## Problem statement
Search the records for lines with the word "skadade" and copy each match.

## Data supplied

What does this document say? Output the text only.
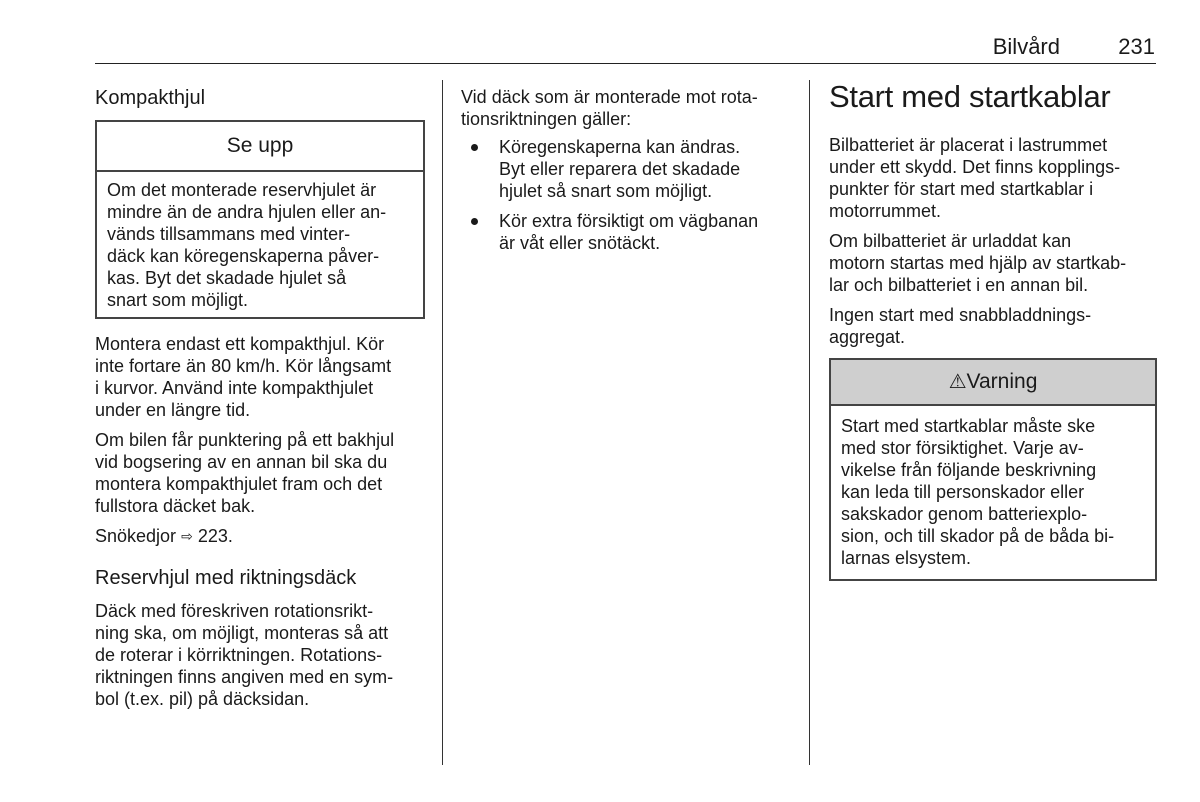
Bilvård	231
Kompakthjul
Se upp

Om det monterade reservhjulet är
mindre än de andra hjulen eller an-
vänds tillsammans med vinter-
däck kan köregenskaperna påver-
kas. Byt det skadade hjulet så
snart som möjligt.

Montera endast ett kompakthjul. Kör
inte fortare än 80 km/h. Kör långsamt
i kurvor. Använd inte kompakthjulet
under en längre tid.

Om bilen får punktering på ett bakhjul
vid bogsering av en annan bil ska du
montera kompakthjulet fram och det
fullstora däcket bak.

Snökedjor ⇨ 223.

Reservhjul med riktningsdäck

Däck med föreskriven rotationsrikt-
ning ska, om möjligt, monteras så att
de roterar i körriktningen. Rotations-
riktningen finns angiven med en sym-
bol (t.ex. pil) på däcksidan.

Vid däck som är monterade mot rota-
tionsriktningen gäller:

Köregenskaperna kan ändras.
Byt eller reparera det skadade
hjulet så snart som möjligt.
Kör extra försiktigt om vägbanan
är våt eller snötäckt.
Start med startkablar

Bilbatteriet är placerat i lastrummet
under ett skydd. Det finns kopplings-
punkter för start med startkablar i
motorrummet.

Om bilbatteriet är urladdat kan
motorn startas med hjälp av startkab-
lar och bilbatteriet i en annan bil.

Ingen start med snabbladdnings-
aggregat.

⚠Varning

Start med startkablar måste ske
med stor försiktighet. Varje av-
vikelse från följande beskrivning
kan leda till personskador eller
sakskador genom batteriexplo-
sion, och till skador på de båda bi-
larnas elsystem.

==

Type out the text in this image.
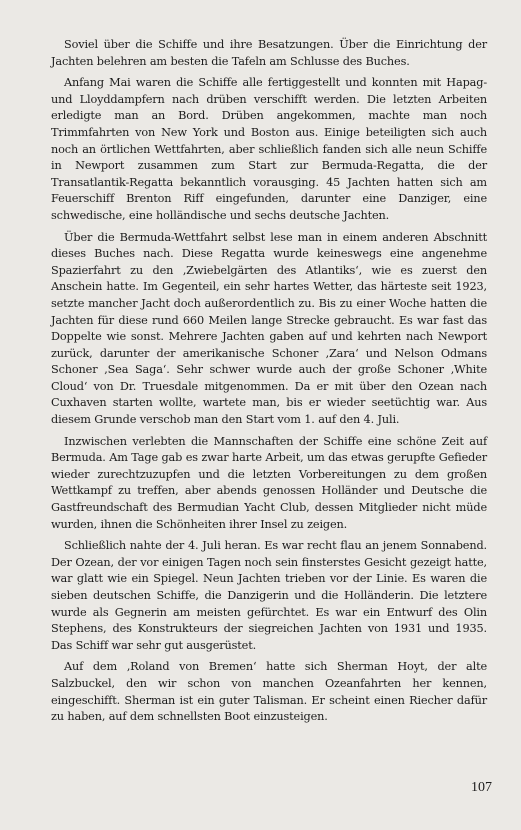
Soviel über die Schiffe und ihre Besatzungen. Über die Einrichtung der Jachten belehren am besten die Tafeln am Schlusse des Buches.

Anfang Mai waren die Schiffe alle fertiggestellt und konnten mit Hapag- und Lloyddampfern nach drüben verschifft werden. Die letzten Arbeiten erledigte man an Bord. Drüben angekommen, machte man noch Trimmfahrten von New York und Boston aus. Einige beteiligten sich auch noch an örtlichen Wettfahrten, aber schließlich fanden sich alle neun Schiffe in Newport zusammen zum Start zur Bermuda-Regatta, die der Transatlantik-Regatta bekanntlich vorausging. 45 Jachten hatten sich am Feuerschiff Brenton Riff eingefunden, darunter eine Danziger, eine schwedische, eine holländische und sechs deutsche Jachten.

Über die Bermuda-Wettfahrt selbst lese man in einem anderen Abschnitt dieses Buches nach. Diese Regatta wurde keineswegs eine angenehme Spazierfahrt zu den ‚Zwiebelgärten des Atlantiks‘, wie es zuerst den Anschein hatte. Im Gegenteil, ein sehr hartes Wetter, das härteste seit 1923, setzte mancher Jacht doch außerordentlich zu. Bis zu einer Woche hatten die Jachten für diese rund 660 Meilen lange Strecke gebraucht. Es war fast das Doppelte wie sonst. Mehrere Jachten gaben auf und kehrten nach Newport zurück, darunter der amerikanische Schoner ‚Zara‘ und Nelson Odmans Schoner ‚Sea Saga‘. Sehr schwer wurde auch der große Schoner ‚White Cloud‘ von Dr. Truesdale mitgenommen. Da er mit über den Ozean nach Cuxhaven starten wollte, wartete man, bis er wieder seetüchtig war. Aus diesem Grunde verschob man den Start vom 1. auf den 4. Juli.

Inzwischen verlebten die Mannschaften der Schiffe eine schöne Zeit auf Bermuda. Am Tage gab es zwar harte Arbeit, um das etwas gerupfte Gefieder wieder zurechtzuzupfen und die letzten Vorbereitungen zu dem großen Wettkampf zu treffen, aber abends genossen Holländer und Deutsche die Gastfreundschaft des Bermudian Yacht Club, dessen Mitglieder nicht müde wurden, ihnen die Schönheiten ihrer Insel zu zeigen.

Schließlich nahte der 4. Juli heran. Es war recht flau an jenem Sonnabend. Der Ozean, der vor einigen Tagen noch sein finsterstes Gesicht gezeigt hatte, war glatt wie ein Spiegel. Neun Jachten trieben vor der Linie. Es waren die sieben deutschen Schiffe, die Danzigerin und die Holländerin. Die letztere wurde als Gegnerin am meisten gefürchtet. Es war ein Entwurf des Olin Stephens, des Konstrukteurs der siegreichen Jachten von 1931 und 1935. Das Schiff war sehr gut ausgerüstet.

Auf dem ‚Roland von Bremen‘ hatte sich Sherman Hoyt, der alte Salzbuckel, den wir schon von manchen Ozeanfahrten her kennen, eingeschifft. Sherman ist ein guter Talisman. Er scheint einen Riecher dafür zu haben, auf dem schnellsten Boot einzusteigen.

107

==

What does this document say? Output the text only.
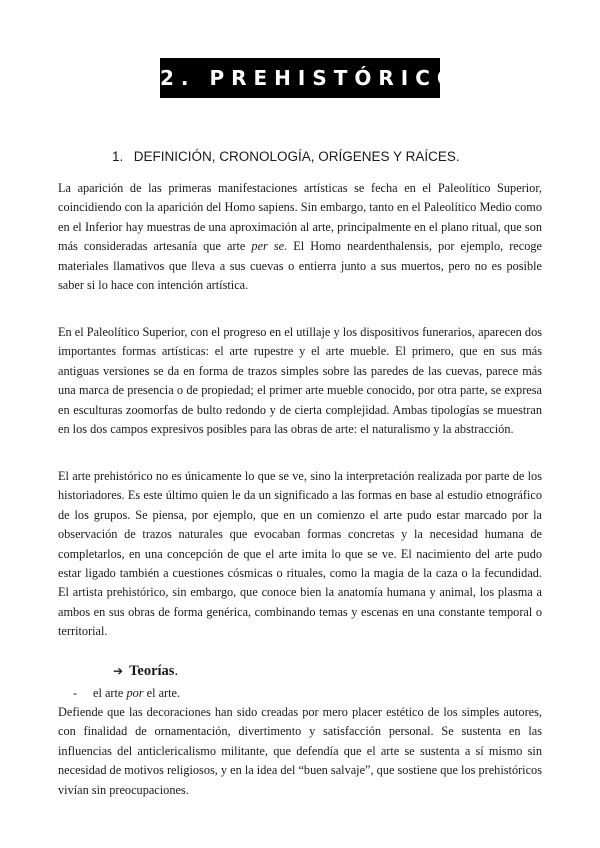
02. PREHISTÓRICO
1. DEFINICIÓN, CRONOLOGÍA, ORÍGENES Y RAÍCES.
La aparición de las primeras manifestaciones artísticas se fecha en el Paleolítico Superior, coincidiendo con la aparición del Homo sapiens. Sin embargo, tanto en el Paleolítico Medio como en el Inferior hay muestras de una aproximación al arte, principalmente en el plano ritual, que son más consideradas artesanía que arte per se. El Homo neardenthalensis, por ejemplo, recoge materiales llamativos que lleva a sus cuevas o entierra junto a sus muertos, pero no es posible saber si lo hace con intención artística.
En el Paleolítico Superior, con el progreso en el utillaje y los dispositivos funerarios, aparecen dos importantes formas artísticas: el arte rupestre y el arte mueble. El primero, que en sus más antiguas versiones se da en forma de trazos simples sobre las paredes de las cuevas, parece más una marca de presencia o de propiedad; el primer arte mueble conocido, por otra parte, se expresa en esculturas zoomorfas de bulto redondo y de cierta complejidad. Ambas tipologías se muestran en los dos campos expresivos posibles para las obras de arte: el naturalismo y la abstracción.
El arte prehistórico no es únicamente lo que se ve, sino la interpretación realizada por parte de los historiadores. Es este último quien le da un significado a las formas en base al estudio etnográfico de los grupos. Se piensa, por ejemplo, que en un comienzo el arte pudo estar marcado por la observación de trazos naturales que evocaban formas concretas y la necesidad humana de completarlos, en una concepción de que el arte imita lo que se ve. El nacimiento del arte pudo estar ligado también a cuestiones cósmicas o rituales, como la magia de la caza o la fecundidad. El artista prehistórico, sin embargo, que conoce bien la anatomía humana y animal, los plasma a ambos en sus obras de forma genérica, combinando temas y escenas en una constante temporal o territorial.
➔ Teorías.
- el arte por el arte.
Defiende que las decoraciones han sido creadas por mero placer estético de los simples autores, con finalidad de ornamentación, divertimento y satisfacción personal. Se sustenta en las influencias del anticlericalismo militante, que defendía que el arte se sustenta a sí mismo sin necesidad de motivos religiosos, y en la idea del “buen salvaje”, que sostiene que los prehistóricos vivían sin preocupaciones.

## Result of this task
kas. Byt det skadade hjulet så
Byt eller reparera det skadade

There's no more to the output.